Dataset items

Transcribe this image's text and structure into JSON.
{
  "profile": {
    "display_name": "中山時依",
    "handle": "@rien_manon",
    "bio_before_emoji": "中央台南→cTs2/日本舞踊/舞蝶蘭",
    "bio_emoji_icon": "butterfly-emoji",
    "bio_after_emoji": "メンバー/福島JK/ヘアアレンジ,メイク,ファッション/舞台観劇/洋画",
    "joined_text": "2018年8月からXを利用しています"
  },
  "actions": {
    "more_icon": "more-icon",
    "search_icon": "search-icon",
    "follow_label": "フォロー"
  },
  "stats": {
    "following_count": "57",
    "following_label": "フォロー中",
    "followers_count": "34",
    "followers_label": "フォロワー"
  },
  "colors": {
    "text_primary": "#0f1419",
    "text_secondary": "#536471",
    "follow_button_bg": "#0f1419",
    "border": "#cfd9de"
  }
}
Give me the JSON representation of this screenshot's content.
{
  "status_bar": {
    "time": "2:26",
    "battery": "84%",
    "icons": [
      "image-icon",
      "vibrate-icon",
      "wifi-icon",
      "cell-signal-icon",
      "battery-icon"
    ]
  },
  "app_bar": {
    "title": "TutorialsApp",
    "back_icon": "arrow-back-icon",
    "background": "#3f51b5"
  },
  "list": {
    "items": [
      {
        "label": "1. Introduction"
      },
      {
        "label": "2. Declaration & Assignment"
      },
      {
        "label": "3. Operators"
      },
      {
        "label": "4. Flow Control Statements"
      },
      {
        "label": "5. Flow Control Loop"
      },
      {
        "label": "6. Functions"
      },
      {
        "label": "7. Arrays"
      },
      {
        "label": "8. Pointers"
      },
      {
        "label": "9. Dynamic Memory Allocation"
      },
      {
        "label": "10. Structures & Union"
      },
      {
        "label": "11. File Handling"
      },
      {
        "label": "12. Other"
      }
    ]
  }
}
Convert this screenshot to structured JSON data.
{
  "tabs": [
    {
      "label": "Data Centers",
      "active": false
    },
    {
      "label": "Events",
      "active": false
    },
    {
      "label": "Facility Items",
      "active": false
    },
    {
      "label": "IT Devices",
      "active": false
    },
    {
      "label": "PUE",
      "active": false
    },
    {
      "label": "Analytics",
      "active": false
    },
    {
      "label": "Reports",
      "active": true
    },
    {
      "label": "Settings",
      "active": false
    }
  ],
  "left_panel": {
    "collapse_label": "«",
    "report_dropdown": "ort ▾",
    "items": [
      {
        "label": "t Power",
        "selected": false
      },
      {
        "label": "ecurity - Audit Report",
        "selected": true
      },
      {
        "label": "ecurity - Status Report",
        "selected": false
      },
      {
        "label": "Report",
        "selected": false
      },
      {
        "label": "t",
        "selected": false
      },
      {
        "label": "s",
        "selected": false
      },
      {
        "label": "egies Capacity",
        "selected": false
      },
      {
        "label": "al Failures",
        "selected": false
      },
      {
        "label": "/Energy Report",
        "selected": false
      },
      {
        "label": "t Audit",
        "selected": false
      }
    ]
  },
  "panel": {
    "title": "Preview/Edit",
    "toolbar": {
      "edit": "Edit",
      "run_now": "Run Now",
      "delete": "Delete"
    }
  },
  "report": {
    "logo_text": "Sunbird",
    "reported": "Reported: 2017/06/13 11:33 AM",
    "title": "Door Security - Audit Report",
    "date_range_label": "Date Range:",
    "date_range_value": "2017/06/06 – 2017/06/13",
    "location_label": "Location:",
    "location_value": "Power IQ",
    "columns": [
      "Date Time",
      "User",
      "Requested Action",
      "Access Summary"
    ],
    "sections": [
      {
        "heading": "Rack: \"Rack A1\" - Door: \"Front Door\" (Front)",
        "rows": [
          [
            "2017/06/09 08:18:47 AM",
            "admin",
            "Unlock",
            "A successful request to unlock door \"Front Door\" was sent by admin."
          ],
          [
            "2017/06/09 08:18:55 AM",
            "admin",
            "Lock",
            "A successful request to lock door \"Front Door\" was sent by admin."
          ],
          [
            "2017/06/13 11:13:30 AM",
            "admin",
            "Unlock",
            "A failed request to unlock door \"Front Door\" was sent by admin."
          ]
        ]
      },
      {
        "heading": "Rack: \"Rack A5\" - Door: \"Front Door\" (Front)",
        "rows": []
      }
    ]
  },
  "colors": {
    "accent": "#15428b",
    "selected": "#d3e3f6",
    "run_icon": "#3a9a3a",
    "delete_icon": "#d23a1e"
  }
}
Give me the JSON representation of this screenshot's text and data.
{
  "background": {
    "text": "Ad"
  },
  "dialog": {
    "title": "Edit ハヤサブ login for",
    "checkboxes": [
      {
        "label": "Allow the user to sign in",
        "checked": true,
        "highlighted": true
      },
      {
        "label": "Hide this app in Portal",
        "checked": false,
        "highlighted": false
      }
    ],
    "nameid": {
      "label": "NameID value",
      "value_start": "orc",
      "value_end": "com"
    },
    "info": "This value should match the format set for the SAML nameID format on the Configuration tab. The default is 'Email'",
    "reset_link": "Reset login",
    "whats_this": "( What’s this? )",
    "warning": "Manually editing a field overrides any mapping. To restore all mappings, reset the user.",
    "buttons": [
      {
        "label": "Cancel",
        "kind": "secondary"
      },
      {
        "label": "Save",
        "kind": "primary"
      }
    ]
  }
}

* _Directions for this task_: Repeat the records above exactly, from the first line to the last.

* _Expected answer_:
Transcribe this image's text and structure into JSON.
{
  "profile": {
    "display_name": "中山時依",
    "handle": "@rien_manon",
    "bio_before_emoji": "中央台南→cTs2/日本舞踊/舞蝶蘭",
    "bio_emoji_icon": "butterfly-emoji",
    "bio_after_emoji": "メンバー/福島JK/ヘアアレンジ,メイク,ファッション/舞台観劇/洋画",
    "joined_text": "2018年8月からXを利用しています"
  },
  "actions": {
    "more_icon": "more-icon",
    "search_icon": "search-icon",
    "follow_label": "フォロー"
  },
  "stats": {
    "following_count": "57",
    "following_label": "フォロー中",
    "followers_count": "34",
    "followers_label": "フォロワー"
  },
  "colors": {
    "text_primary": "#0f1419",
    "text_secondary": "#536471",
    "follow_button_bg": "#0f1419",
    "border": "#cfd9de"
  }
}
Give me the JSON representation of this screenshot's content.
{
  "status_bar": {
    "time": "2:26",
    "battery": "84%",
    "icons": [
      "image-icon",
      "vibrate-icon",
      "wifi-icon",
      "cell-signal-icon",
      "battery-icon"
    ]
  },
  "app_bar": {
    "title": "TutorialsApp",
    "back_icon": "arrow-back-icon",
    "background": "#3f51b5"
  },
  "list": {
    "items": [
      {
        "label": "1. Introduction"
      },
      {
        "label": "2. Declaration & Assignment"
      },
      {
        "label": "3. Operators"
      },
      {
        "label": "4. Flow Control Statements"
      },
      {
        "label": "5. Flow Control Loop"
      },
      {
        "label": "6. Functions"
      },
      {
        "label": "7. Arrays"
      },
      {
        "label": "8. Pointers"
      },
      {
        "label": "9. Dynamic Memory Allocation"
      },
      {
        "label": "10. Structures & Union"
      },
      {
        "label": "11. File Handling"
      },
      {
        "label": "12. Other"
      }
    ]
  }
}
Convert this screenshot to structured JSON data.
{
  "tabs": [
    {
      "label": "Data Centers",
      "active": false
    },
    {
      "label": "Events",
      "active": false
    },
    {
      "label": "Facility Items",
      "active": false
    },
    {
      "label": "IT Devices",
      "active": false
    },
    {
      "label": "PUE",
      "active": false
    },
    {
      "label": "Analytics",
      "active": false
    },
    {
      "label": "Reports",
      "active": true
    },
    {
      "label": "Settings",
      "active": false
    }
  ],
  "left_panel": {
    "collapse_label": "«",
    "report_dropdown": "ort ▾",
    "items": [
      {
        "label": "t Power",
        "selected": false
      },
      {
        "label": "ecurity - Audit Report",
        "selected": true
      },
      {
        "label": "ecurity - Status Report",
        "selected": false
      },
      {
        "label": "Report",
        "selected": false
      },
      {
        "label": "t",
        "selected": false
      },
      {
        "label": "s",
        "selected": false
      },
      {
        "label": "egies Capacity",
        "selected": false
      },
      {
        "label": "al Failures",
        "selected": false
      },
      {
        "label": "/Energy Report",
        "selected": false
      },
      {
        "label": "t Audit",
        "selected": false
      }
    ]
  },
  "panel": {
    "title": "Preview/Edit",
    "toolbar": {
      "edit": "Edit",
      "run_now": "Run Now",
      "delete": "Delete"
    }
  },
  "report": {
    "logo_text": "Sunbird",
    "reported": "Reported: 2017/06/13 11:33 AM",
    "title": "Door Security - Audit Report",
    "date_range_label": "Date Range:",
    "date_range_value": "2017/06/06 – 2017/06/13",
    "location_label": "Location:",
    "location_value": "Power IQ",
    "columns": [
      "Date Time",
      "User",
      "Requested Action",
      "Access Summary"
    ],
    "sections": [
      {
        "heading": "Rack: \"Rack A1\" - Door: \"Front Door\" (Front)",
        "rows": [
          [
            "2017/06/09 08:18:47 AM",
            "admin",
            "Unlock",
            "A successful request to unlock door \"Front Door\" was sent by admin."
          ],
          [
            "2017/06/09 08:18:55 AM",
            "admin",
            "Lock",
            "A successful request to lock door \"Front Door\" was sent by admin."
          ],
          [
            "2017/06/13 11:13:30 AM",
            "admin",
            "Unlock",
            "A failed request to unlock door \"Front Door\" was sent by admin."
          ]
        ]
      },
      {
        "heading": "Rack: \"Rack A5\" - Door: \"Front Door\" (Front)",
        "rows": []
      }
    ]
  },
  "colors": {
    "accent": "#15428b",
    "selected": "#d3e3f6",
    "run_icon": "#3a9a3a",
    "delete_icon": "#d23a1e"
  }
}
Give me the JSON representation of this screenshot's text and data.
{
  "background": {
    "text": "Ad"
  },
  "dialog": {
    "title": "Edit ハヤサブ login for",
    "checkboxes": [
      {
        "label": "Allow the user to sign in",
        "checked": true,
        "highlighted": true
      },
      {
        "label": "Hide this app in Portal",
        "checked": false,
        "highlighted": false
      }
    ],
    "nameid": {
      "label": "NameID value",
      "value_start": "orc",
      "value_end": "com"
    },
    "info": "This value should match the format set for the SAML nameID format on the Configuration tab. The default is 'Email'",
    "reset_link": "Reset login",
    "whats_this": "( What’s this? )",
    "warning": "Manually editing a field overrides any mapping. To restore all mappings, reset the user.",
    "buttons": [
      {
        "label": "Cancel",
        "kind": "secondary"
      },
      {
        "label": "Save",
        "kind": "primary"
      }
    ]
  }
}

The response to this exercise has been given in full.